» **Direction**
Sift the material for lines containing "Παρασκευή", and return them.

(Data entries)
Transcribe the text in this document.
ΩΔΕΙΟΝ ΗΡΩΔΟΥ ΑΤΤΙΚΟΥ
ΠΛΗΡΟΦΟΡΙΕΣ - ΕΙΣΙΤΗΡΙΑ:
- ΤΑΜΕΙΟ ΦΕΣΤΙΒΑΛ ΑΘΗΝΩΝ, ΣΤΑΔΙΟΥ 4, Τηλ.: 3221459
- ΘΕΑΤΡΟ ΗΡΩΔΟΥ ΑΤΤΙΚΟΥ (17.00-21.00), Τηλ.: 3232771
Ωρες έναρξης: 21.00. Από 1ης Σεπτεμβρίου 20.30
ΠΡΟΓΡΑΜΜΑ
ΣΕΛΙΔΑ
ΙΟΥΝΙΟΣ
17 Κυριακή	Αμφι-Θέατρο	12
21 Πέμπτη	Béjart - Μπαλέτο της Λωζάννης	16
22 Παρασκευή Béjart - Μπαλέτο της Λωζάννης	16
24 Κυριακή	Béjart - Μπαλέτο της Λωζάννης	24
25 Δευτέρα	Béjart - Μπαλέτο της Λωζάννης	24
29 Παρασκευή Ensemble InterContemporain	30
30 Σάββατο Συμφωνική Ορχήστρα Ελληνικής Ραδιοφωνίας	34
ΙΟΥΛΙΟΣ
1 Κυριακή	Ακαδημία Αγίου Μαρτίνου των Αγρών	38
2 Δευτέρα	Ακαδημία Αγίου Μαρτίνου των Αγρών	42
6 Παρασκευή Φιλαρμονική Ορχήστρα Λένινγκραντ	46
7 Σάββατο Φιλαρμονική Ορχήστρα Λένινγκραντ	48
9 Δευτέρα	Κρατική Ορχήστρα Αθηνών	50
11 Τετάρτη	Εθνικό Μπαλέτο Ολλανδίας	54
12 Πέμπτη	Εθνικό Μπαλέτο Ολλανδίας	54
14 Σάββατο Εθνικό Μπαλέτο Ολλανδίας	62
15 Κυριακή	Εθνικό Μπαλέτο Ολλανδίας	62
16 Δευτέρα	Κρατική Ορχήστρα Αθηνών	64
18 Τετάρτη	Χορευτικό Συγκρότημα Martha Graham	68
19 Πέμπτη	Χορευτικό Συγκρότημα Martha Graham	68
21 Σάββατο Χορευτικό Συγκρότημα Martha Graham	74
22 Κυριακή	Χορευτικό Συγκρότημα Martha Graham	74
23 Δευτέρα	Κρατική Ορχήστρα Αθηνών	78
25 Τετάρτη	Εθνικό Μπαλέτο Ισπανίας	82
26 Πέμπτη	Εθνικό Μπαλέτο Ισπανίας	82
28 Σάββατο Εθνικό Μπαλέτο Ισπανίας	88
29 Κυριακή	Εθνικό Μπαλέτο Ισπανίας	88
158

» **Correct response**
22 Παρασκευή Béjart - Μπαλέτο της Λωζάννης	16
29 Παρασκευή Ensemble InterContemporain	30
6 Παρασκευή Φιλαρμονική Ορχήστρα Λένινγκραντ	46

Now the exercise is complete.